» **Task instructions**: Give an exact copy of every line, leaving images out.

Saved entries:
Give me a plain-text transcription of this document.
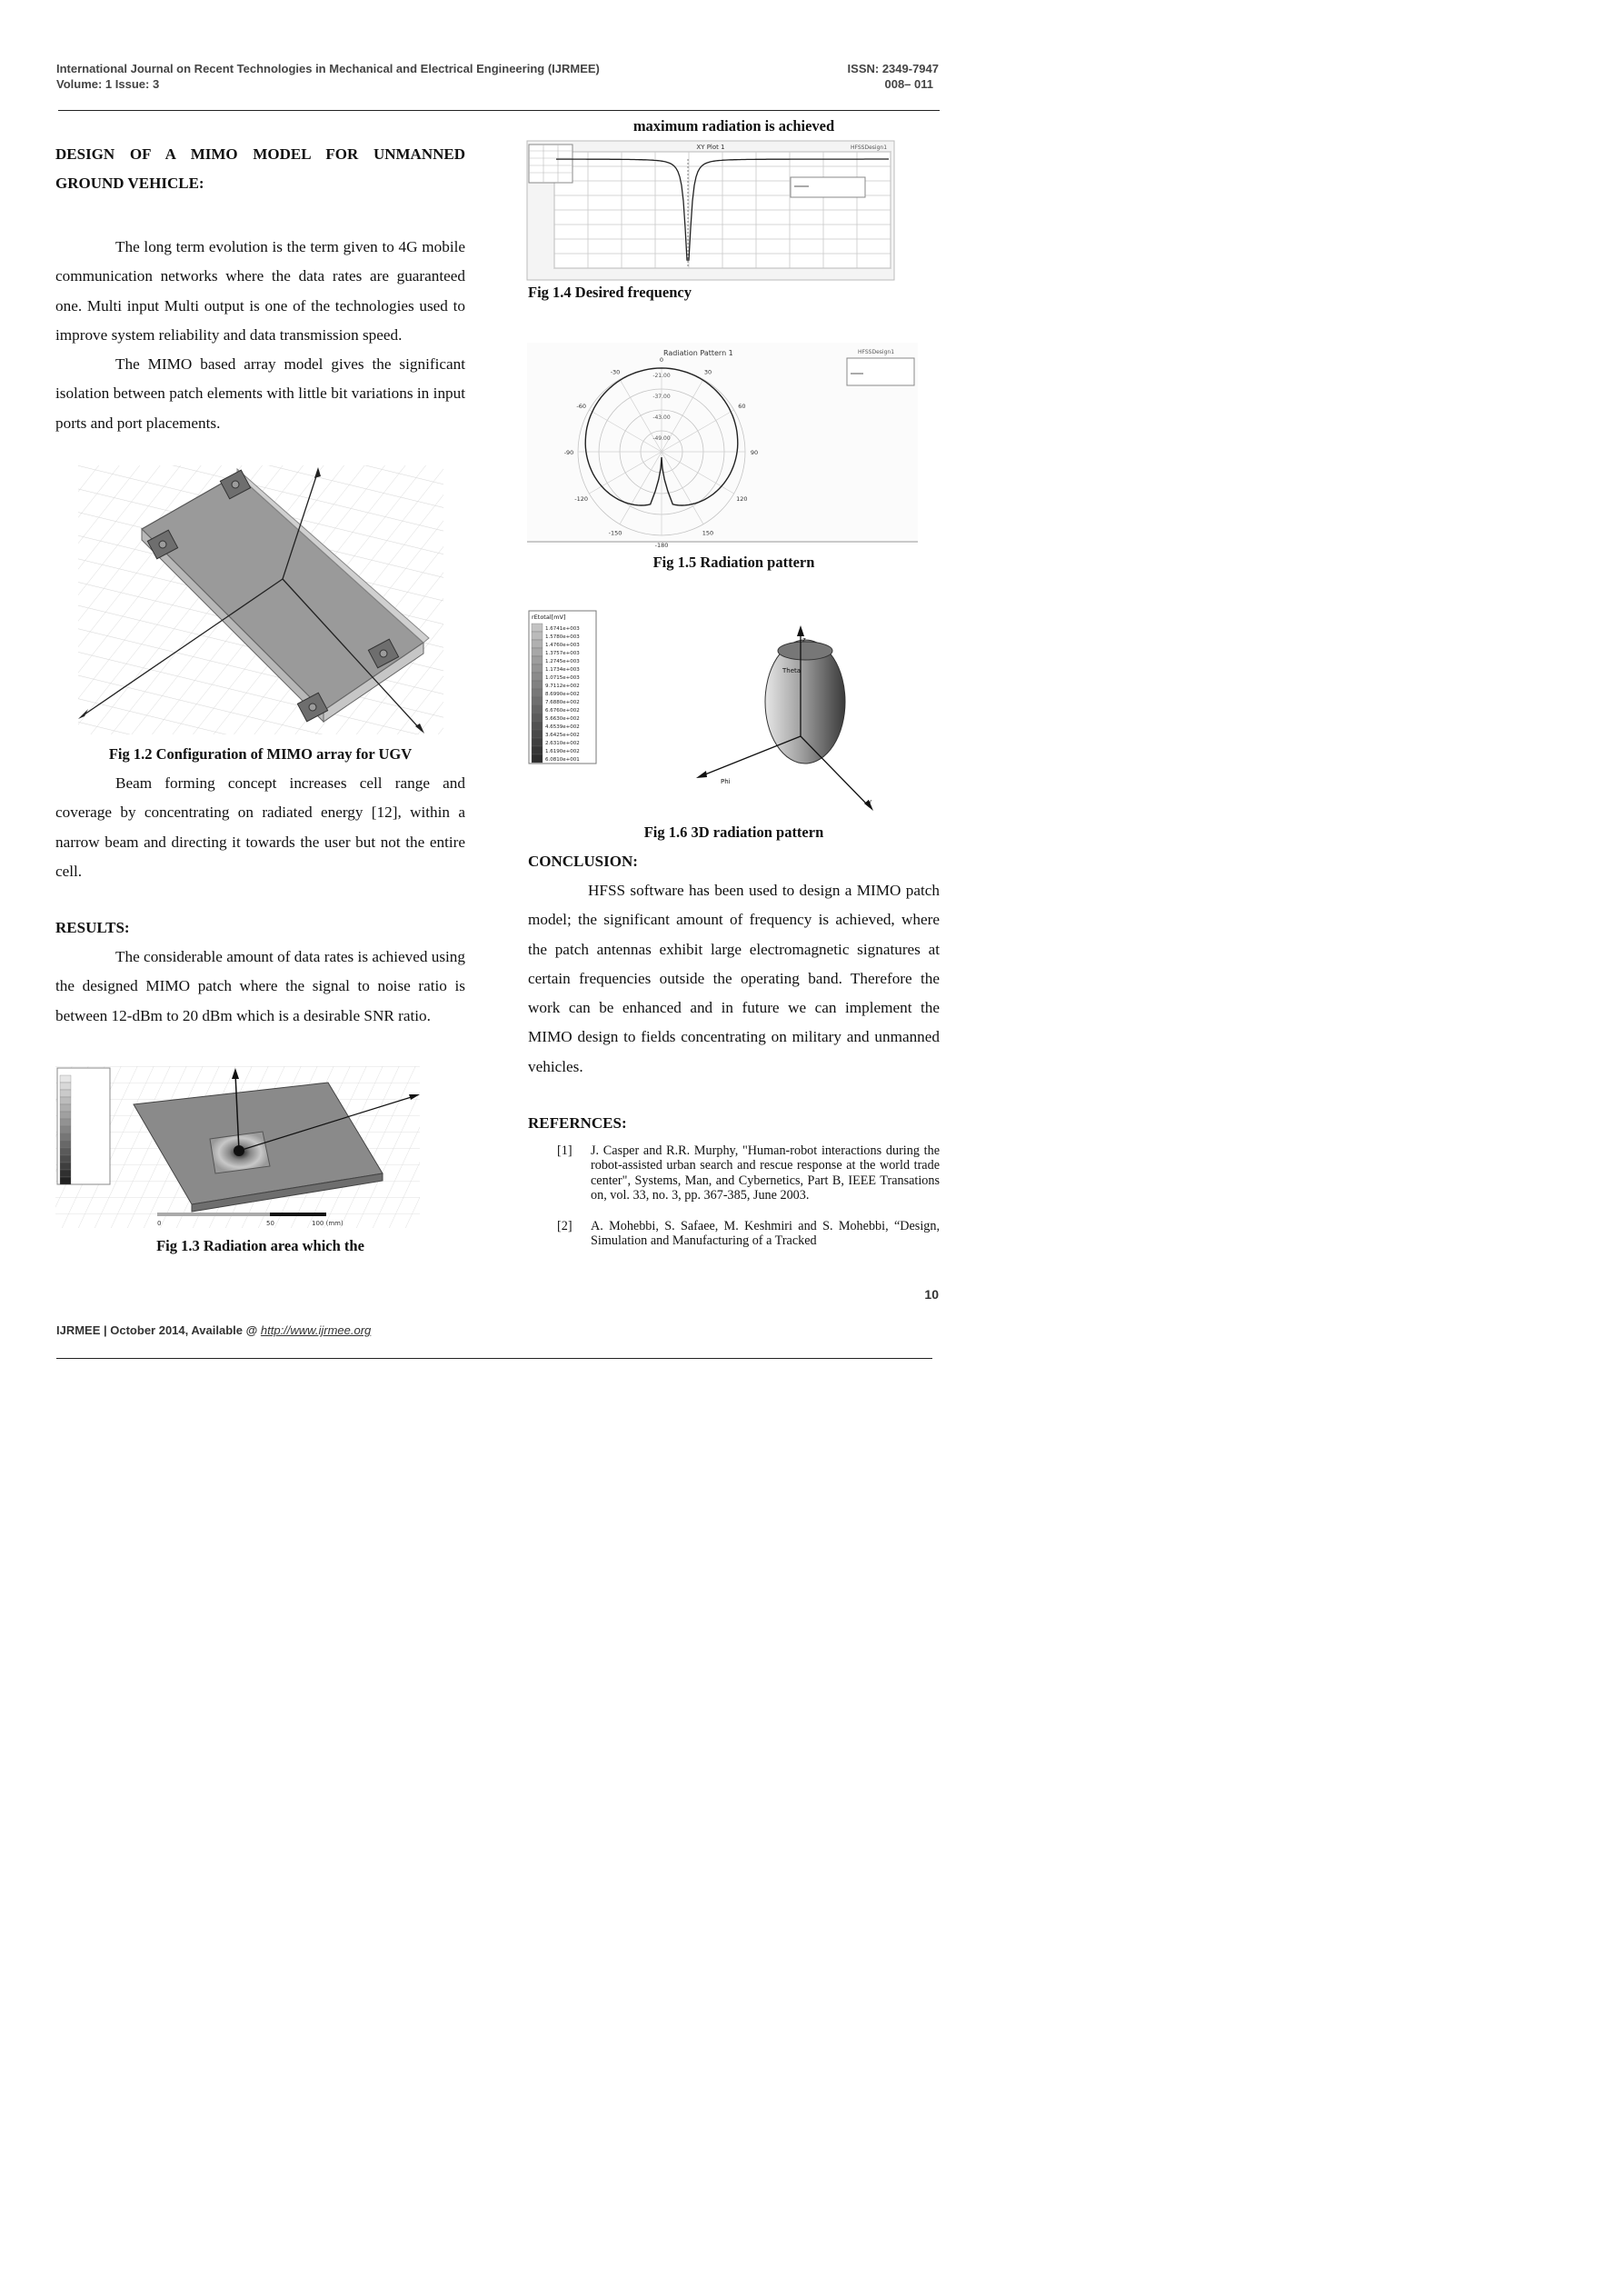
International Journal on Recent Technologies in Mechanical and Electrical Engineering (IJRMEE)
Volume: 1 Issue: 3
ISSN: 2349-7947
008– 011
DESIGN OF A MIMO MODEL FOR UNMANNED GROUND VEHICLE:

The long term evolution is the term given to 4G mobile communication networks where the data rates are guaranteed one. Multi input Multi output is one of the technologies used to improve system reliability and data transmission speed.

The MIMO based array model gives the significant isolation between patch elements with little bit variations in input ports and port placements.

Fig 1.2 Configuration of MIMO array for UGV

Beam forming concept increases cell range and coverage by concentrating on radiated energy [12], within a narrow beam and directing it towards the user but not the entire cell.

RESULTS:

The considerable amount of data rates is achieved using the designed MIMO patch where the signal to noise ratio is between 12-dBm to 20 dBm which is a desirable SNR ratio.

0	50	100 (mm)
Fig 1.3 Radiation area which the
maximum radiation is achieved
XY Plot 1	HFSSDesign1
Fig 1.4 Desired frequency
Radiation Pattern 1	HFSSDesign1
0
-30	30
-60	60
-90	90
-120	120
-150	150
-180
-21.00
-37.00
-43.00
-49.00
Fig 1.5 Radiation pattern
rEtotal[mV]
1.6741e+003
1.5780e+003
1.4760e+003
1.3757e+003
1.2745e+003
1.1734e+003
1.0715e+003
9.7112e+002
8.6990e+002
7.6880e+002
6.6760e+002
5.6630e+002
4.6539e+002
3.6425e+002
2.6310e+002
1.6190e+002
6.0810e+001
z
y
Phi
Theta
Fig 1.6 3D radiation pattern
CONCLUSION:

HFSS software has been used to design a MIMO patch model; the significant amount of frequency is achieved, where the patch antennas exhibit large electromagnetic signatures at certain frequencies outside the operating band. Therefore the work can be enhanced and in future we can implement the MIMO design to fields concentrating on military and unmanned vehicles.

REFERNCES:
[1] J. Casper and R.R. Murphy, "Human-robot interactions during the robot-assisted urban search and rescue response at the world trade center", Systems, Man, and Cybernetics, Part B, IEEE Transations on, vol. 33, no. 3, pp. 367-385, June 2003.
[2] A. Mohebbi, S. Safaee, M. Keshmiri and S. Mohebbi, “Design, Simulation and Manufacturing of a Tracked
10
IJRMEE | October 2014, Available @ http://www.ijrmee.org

» **Reply to the exercise**:
Give me a plain-text transcription of this document.
International Journal on Recent Technologies in Mechanical and Electrical Engineering (IJRMEE)
Volume: 1 Issue: 3
ISSN: 2349-7947
008– 011
DESIGN OF A MIMO MODEL FOR UNMANNED GROUND VEHICLE:

The long term evolution is the term given to 4G mobile communication networks where the data rates are guaranteed one. Multi input Multi output is one of the technologies used to improve system reliability and data transmission speed.

The MIMO based array model gives the significant isolation between patch elements with little bit variations in input ports and port placements.

Fig 1.2 Configuration of MIMO array for UGV

Beam forming concept increases cell range and coverage by concentrating on radiated energy [12], within a narrow beam and directing it towards the user but not the entire cell.

RESULTS:

The considerable amount of data rates is achieved using the designed MIMO patch where the signal to noise ratio is between 12-dBm to 20 dBm which is a desirable SNR ratio.

0	50	100 (mm)
Fig 1.3 Radiation area which the
maximum radiation is achieved
XY Plot 1	HFSSDesign1
Fig 1.4 Desired frequency
Radiation Pattern 1	HFSSDesign1
0
-30	30
-60	60
-90	90
-120	120
-150	150
-180
-21.00
-37.00
-43.00
-49.00
Fig 1.5 Radiation pattern
rEtotal[mV]
1.6741e+003
1.5780e+003
1.4760e+003
1.3757e+003
1.2745e+003
1.1734e+003
1.0715e+003
9.7112e+002
8.6990e+002
7.6880e+002
6.6760e+002
5.6630e+002
4.6539e+002
3.6425e+002
2.6310e+002
1.6190e+002
6.0810e+001
z
y
Phi
Theta
Fig 1.6 3D radiation pattern
CONCLUSION:

HFSS software has been used to design a MIMO patch model; the significant amount of frequency is achieved, where the patch antennas exhibit large electromagnetic signatures at certain frequencies outside the operating band. Therefore the work can be enhanced and in future we can implement the MIMO design to fields concentrating on military and unmanned vehicles.

REFERNCES:
[1] J. Casper and R.R. Murphy, "Human-robot interactions during the robot-assisted urban search and rescue response at the world trade center", Systems, Man, and Cybernetics, Part B, IEEE Transations on, vol. 33, no. 3, pp. 367-385, June 2003.
[2] A. Mohebbi, S. Safaee, M. Keshmiri and S. Mohebbi, “Design, Simulation and Manufacturing of a Tracked
10
IJRMEE | October 2014, Available @ http://www.ijrmee.org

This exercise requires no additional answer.